Supplied records:
========================

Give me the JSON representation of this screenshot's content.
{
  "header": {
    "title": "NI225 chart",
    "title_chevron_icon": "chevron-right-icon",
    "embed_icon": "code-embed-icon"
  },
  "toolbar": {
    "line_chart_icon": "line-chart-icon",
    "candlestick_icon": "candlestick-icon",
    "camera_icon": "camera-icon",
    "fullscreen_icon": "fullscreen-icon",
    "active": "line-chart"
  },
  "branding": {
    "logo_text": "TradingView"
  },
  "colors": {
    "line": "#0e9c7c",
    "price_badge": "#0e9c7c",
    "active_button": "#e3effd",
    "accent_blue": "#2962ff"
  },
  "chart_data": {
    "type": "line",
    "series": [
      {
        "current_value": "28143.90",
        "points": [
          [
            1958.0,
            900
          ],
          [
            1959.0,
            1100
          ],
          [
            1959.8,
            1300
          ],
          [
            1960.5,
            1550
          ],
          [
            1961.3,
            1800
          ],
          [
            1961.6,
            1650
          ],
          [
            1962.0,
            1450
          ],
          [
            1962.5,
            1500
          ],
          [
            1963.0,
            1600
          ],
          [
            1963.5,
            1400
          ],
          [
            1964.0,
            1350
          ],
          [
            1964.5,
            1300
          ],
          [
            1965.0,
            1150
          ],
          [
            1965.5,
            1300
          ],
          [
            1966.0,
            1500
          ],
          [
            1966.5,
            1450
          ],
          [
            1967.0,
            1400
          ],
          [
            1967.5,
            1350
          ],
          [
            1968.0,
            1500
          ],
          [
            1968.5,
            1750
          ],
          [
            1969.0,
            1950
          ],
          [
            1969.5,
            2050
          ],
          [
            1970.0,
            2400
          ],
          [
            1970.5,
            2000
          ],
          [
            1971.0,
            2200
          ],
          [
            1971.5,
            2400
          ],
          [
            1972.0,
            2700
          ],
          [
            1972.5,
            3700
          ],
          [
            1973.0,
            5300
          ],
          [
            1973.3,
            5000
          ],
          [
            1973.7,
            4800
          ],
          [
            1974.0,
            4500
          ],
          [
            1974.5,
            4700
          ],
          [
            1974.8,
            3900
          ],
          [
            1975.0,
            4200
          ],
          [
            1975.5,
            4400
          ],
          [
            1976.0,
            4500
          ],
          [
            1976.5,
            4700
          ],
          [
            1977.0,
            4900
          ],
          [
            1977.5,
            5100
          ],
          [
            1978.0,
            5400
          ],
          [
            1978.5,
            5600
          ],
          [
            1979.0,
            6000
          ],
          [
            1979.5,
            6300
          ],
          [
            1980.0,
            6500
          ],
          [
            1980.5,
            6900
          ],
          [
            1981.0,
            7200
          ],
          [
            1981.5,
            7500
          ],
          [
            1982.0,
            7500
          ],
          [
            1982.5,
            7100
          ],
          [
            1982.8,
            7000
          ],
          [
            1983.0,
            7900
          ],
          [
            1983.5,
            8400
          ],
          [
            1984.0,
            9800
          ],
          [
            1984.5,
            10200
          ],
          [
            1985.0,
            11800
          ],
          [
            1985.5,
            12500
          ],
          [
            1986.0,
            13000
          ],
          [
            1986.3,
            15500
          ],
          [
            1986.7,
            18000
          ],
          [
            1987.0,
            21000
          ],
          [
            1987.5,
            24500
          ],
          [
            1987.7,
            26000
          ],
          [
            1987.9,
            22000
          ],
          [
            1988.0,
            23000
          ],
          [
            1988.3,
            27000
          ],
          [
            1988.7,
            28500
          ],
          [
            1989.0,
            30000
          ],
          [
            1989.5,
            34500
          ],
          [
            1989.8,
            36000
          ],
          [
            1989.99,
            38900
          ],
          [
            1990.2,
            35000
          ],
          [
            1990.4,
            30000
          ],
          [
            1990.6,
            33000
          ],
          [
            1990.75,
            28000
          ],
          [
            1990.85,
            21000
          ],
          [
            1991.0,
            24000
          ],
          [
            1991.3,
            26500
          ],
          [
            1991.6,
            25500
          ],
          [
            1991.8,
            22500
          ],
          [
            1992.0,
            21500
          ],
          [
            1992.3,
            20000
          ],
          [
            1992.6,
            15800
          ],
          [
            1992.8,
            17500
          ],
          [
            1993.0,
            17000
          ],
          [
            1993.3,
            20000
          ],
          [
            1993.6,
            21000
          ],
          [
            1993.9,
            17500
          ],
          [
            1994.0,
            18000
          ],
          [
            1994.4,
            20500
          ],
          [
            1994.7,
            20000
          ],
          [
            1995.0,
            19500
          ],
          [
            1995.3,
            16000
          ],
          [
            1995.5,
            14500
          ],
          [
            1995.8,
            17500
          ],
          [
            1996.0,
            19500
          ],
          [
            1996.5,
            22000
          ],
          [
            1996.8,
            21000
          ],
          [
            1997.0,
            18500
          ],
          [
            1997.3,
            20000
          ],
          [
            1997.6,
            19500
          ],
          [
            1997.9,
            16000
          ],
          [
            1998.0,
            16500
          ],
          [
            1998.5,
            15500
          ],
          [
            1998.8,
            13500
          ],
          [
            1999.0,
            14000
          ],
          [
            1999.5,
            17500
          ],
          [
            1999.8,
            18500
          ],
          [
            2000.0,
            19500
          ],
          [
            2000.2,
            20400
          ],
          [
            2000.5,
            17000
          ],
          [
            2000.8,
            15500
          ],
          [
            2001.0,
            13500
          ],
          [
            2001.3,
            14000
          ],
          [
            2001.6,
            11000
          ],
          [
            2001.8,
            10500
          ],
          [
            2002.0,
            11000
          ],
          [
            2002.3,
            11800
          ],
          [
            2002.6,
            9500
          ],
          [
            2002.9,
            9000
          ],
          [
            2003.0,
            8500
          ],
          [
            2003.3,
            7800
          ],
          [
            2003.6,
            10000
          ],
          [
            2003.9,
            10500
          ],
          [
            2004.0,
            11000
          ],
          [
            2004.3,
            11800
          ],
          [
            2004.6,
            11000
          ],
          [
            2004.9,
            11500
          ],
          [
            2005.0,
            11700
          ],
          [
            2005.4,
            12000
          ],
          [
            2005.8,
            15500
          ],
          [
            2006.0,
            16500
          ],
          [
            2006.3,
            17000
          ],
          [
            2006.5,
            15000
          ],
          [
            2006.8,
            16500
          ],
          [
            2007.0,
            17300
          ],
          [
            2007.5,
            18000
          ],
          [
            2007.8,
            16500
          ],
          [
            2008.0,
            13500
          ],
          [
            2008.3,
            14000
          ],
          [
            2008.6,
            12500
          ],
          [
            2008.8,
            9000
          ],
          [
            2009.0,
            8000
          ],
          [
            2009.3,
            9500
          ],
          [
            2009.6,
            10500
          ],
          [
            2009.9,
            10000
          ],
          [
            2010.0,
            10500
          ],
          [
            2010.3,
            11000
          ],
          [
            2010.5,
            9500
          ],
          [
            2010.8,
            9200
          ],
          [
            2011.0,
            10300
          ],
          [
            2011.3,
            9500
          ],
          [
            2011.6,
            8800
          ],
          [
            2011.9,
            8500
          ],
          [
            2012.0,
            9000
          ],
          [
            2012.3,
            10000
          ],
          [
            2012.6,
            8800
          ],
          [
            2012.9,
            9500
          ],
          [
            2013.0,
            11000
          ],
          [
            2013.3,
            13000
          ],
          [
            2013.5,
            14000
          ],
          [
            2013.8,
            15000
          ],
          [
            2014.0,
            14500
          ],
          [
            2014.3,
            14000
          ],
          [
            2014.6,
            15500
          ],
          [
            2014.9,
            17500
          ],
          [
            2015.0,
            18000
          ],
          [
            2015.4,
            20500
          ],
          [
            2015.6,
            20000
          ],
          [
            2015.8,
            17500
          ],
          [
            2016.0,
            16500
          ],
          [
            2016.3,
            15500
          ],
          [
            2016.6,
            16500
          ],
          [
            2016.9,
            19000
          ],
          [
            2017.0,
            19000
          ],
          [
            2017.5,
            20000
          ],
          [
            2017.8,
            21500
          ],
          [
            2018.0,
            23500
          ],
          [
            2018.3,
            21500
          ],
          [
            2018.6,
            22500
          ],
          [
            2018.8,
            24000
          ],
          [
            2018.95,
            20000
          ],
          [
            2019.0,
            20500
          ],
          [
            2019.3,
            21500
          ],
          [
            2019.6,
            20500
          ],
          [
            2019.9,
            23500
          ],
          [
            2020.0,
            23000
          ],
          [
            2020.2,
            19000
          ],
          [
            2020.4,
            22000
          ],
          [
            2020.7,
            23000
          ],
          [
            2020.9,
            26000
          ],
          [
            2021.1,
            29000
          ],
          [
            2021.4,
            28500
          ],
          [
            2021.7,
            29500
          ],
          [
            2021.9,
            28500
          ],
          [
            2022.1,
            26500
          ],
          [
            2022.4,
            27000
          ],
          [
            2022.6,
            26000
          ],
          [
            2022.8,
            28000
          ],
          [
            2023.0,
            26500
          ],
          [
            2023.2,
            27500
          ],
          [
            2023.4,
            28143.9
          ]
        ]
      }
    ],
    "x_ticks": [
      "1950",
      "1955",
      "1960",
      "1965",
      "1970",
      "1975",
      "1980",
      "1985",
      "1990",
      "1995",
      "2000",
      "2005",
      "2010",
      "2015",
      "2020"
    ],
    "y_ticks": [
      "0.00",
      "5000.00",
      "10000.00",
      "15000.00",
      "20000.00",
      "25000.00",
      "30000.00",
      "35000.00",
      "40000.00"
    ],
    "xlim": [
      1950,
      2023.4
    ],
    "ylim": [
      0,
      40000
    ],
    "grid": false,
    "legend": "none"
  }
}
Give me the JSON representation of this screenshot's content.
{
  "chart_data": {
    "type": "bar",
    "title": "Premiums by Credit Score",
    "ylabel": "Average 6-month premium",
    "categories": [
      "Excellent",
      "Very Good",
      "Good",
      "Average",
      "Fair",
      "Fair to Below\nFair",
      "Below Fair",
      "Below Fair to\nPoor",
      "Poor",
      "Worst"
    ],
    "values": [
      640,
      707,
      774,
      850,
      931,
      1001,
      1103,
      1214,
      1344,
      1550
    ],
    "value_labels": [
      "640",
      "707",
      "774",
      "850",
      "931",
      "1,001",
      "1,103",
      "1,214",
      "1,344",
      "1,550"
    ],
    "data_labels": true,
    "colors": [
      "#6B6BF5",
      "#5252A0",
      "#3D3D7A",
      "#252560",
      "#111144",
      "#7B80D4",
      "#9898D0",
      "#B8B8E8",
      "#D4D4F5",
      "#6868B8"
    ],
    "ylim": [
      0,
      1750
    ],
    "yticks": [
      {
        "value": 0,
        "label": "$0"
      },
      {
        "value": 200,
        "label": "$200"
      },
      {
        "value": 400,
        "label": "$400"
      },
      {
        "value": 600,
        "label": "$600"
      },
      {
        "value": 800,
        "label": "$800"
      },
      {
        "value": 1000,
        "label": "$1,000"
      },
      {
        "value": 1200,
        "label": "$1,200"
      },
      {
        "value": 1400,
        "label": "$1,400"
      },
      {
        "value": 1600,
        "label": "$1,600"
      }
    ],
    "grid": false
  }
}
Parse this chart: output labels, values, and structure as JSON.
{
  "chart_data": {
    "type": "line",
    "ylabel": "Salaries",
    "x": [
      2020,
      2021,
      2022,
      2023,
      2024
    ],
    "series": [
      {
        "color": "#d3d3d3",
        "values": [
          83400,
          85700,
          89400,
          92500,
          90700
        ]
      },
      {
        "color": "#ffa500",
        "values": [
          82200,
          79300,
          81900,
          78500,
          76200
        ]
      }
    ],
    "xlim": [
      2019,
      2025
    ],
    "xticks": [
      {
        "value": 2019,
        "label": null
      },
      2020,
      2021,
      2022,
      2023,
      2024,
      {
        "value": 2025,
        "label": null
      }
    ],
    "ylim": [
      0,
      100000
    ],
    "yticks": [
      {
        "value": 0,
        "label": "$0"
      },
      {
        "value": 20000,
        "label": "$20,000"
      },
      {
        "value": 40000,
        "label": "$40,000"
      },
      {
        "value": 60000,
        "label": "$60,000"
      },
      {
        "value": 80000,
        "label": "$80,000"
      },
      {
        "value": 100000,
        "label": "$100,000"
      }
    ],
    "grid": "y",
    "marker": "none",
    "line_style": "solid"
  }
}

========================

The task: Return each full line of the entries that contains the word "icon".

The reply:
    "title_chevron_icon": "chevron-right-icon",
    "embed_icon": "code-embed-icon"
    "line_chart_icon": "line-chart-icon",
    "candlestick_icon": "candlestick-icon",
    "camera_icon": "camera-icon",
    "fullscreen_icon": "fullscreen-icon",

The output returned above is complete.